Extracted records
>> begin
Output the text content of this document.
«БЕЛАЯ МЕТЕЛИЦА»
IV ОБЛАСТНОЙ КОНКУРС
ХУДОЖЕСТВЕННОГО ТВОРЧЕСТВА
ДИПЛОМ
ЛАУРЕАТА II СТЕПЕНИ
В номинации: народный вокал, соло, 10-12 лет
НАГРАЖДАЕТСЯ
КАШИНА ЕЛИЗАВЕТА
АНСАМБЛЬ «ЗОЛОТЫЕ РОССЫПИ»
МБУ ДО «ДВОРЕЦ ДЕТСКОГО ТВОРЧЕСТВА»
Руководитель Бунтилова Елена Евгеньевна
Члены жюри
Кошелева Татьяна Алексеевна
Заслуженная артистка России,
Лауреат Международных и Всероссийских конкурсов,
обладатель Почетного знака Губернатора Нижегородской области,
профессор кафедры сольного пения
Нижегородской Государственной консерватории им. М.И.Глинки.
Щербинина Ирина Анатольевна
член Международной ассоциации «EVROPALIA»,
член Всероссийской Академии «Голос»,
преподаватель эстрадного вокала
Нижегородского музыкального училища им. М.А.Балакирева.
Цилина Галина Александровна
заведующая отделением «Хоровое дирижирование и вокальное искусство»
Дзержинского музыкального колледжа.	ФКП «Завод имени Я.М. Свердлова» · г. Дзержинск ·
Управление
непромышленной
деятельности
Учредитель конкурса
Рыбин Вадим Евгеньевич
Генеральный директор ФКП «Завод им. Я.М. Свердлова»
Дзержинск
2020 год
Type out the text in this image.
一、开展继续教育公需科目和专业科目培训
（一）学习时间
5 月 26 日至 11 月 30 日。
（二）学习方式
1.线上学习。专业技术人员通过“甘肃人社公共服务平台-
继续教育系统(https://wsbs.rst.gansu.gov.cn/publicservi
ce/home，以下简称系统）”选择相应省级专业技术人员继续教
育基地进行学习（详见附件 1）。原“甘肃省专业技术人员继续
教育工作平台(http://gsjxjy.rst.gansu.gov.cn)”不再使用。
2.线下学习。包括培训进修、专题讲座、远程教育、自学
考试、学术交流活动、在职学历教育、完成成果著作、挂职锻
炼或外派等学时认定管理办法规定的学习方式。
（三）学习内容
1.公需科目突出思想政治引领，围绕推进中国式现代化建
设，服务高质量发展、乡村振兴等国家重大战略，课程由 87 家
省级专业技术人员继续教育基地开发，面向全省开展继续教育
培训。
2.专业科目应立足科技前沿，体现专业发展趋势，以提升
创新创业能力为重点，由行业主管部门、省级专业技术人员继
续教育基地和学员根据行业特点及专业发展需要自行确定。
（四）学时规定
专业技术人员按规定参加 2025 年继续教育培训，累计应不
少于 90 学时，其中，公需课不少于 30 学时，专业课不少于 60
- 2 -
>> end
Written instruction:
Only lines with the string "Нижегородской" belong in your answer; copy each one.

Task output:
обладатель Почетного знака Губернатора Нижегородской области,
Нижегородской Государственной консерватории им. М.И.Глинки.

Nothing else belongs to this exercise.